Hand aufs Herz: Wurden sie uns nicht allen verzapft?

Es gibt da draußen viele „Coaches“. Es gibt viele Bücher zur Persönlichkeitsentwicklung und ebenfalls sehr viele Seminare, die man besuchen kann, um glücklicher und selbstbewusster zu werden. Sie alle sind verschieden. Hinter ihnen stecken unterschiedliche Ansätze, Absichten, Persönlichkeiten und Methoden. Deshalb ist es nicht so einfach, sie auf simple Art und Weise zu klassifizieren. Ich möchte dennoch einen Versuch wagen und bin mal so frei, all diese „Expertenerzeugnisse“ in zwei verschiedene Kategorien zu unterteilen. Denn am Ende des Tages passt jedes davon, wirklich jedes, in eine der beiden Kategorien.

Es gibt Coachings, Seminare, Bücher, Blogs und Videos, die dich inspirieren und dir dabei helfen, an dir und deiner Situation zu arbeiten. Und dann gibt es noch Coachings, Seminare, Bücher, Blogs und Videos, bei denen dir ein Bär aufgebunden wird. Oder, um es ein wenig diplomatischer auszudrücken: Es wird dir eine Menge Blaues vom Himmel versprochen, damit du die Brieftasche öffnest und großzügig für die Abkürzung zu deinem Glück bezahlst.

Über solche falschen Versprechen möchte ich heute mit dir reden. Denn es gibt zu viele von ihnen.

Der Weg des geringsten Widerstands

Stell dir vor, du würdest abnehmen und gleichzeitig mehr Muskeln aufbauen wollen. Um deine Ziele schnellstmöglich zu erreichen, konsultierst du einen Profi, der dich beraten und unterstützen soll. Zur Auswahl stehen zwei verschiedene Coaches.

Der erste Coach sagt dir, dass du einen langen Weg vor dir hast. Er spricht von harter Arbeit und viel Disziplin. Bei eurem Erstgespräch geht es um Bestandsaufnahmen, Verhaltensanalysen, Ess- und Kaufgewohnheiten, Ernährungspläne, Trainingspläne und Zielsetzungen. Darüber hinaus eröffnet er dir, dass er dir nur sehr wenig beibringen wird, das du noch nicht weißt. Dir wird klar, dass die Zusammenarbeit mit ihm kein Zuckerschlecken sein wird.

.....

> Aufgabenstellung
1. Beantworte zu dem Text über Coaches die folgenden Fragen.
(a) In wie viele Kategorien werden die „Expertenerzeugnisse“ im Text unterteilt?
(b) Welche zwei Ziele hat man in dem Beispiel, das man sich vorstellen soll?
(c) Wovon spricht der erste Coach?
2. Gib den Abschnitt der Auflistung wortgetreu wieder, der mit der Zeile beginnt, die „List all visible“ enthält, und mit der Zeile endet, die „lock-object-field[interactable] bbox=[509, 71, 556, 76]“ enthält, beide Zeilen eingeschlossen.

> Gespeicherte Daten
.....

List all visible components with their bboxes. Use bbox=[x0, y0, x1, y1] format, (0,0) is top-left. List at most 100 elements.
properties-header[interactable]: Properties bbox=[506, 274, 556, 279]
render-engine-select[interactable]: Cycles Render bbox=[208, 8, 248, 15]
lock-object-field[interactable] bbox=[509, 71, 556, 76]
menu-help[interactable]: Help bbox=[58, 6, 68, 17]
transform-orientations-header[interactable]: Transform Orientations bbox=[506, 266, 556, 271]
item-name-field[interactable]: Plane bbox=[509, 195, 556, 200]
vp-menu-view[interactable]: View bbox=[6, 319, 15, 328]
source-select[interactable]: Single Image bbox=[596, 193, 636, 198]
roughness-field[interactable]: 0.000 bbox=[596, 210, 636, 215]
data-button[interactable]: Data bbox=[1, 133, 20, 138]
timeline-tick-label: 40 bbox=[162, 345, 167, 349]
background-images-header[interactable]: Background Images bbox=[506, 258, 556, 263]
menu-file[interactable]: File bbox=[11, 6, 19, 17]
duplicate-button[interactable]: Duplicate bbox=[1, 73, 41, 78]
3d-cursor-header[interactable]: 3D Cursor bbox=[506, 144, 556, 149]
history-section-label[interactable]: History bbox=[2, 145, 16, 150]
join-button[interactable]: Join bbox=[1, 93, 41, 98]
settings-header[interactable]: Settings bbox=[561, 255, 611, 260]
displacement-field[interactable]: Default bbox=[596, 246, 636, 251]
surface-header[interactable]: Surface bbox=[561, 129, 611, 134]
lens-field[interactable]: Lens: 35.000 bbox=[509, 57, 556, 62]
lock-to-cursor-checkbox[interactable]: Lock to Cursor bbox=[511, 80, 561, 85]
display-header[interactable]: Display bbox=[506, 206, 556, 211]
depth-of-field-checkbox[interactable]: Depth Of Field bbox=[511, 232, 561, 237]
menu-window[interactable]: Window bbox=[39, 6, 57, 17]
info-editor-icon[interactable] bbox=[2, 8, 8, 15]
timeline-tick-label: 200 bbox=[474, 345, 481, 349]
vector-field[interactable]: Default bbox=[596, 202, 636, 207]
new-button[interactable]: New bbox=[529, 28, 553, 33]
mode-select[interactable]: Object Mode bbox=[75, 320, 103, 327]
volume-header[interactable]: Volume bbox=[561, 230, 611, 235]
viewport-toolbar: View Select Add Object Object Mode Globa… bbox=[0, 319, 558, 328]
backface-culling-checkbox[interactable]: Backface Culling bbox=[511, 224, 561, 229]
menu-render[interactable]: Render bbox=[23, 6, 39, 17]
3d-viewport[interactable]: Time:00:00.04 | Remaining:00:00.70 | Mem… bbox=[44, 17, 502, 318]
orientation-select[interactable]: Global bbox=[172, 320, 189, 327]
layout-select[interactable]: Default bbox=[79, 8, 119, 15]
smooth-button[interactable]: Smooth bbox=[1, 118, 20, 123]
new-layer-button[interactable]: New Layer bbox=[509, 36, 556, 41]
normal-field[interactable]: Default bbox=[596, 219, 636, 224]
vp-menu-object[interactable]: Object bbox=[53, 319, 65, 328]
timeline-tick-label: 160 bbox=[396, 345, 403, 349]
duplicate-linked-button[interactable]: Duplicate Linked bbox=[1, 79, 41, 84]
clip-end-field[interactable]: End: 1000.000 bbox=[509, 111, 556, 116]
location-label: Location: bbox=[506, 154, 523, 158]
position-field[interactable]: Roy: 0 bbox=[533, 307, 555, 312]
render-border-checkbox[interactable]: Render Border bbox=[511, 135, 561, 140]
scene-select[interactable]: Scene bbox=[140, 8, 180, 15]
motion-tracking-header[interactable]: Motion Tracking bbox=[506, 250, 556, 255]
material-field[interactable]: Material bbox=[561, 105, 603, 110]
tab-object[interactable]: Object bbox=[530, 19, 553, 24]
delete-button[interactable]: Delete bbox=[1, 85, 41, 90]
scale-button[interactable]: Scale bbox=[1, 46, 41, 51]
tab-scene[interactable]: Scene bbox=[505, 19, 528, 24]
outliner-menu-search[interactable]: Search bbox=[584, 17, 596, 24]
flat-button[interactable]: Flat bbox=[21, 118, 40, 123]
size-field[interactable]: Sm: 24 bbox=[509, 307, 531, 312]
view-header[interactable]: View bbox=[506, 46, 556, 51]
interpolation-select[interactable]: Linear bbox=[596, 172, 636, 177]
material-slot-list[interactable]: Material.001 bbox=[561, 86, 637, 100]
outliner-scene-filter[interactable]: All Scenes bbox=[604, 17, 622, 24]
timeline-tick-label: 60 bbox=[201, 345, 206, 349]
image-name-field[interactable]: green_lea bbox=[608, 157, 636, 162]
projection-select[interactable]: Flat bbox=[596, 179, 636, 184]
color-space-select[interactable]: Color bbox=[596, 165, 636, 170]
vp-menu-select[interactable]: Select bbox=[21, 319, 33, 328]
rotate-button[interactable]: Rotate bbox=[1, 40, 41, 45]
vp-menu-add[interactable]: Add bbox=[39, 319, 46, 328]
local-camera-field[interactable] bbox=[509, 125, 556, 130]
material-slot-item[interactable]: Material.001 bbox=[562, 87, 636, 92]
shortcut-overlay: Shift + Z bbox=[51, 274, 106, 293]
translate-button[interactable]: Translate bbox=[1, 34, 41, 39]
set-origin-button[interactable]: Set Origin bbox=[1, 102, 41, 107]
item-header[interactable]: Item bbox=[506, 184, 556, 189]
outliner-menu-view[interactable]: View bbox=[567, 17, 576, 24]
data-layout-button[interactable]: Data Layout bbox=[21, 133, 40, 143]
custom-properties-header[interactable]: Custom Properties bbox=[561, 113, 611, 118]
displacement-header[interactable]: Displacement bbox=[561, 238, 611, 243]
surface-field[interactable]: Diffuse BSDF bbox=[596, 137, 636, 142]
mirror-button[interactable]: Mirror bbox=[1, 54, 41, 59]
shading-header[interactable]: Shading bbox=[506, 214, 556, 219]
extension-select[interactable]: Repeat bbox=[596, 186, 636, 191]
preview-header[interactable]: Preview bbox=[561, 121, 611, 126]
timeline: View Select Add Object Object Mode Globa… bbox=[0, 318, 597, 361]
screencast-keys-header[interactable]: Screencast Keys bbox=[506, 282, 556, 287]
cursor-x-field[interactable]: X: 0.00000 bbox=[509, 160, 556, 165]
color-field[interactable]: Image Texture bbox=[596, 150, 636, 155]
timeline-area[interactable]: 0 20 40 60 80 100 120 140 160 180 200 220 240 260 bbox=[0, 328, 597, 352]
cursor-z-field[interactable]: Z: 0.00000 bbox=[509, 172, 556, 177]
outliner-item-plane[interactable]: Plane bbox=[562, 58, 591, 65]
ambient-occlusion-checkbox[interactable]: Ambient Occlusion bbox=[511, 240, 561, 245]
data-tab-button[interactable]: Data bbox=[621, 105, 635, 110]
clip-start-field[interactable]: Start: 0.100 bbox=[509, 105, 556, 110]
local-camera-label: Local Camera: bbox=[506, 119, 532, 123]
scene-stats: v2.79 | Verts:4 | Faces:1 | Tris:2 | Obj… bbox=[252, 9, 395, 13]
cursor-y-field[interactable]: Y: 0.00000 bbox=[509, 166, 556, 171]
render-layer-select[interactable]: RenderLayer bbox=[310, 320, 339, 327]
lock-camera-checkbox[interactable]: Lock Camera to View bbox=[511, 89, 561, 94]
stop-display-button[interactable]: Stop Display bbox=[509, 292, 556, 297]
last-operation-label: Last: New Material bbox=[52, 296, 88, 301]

.....

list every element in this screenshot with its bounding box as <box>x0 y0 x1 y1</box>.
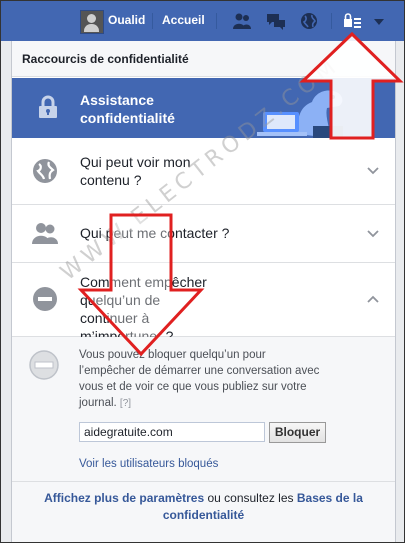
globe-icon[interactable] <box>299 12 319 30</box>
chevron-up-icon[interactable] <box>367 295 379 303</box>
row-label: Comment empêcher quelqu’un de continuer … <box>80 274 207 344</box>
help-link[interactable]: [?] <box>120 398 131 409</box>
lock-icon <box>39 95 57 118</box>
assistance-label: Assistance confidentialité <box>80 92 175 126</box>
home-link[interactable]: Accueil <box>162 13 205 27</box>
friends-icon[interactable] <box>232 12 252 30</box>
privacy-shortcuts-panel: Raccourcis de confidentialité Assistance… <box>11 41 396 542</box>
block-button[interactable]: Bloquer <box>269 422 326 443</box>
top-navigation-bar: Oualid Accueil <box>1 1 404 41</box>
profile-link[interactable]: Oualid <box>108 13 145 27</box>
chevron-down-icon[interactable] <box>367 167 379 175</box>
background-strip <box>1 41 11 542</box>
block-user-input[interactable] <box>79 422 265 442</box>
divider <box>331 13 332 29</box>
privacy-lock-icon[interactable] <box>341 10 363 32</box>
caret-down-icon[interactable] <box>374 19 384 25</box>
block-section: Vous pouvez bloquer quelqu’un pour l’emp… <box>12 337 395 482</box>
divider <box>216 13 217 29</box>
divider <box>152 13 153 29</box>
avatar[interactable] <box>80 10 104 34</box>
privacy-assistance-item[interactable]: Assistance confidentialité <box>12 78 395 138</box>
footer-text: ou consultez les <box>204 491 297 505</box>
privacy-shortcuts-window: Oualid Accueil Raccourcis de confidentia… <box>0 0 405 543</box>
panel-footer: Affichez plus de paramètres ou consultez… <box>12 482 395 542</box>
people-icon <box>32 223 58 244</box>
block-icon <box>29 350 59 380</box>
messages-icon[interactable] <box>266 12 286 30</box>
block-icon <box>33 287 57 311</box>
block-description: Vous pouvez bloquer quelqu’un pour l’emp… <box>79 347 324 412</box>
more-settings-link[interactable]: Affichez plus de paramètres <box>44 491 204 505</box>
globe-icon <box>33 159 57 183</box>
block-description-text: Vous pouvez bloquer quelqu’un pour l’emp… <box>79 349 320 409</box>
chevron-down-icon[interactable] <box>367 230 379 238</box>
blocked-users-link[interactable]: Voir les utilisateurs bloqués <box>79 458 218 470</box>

.....

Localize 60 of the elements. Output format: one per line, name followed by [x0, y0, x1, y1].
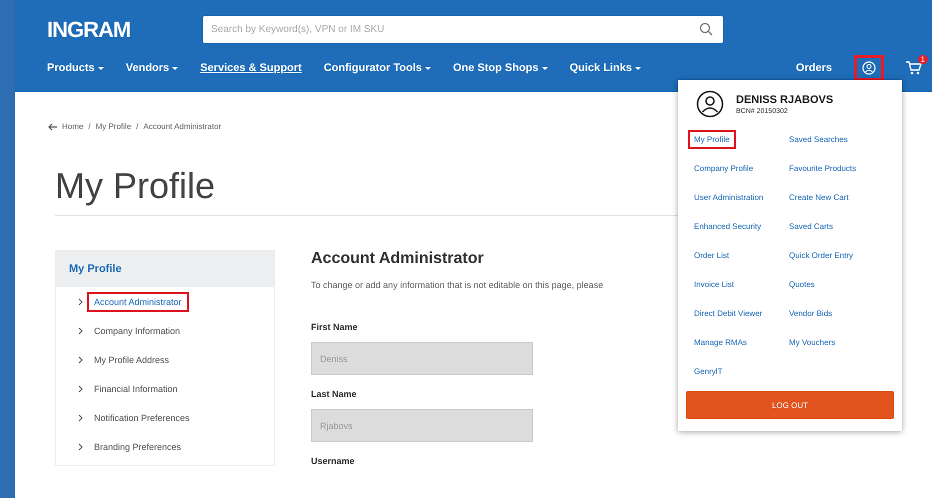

.....

> Die Antworten
1.
(a) In zwei Kategorien.
(b) Abnehmen und gleichzeitig mehr Muskeln aufbauen.
(c) Von harter Arbeit und viel Disziplin.

2.
List all visible components with their bboxes. Use bbox=[x0, y0, x1, y1] format, (0,0) is top-left. List at most 100 elements.
properties-header[interactable]: Properties bbox=[506, 274, 556, 279]
render-engine-select[interactable]: Cycles Render bbox=[208, 8, 248, 15]
lock-object-field[interactable] bbox=[509, 71, 556, 76]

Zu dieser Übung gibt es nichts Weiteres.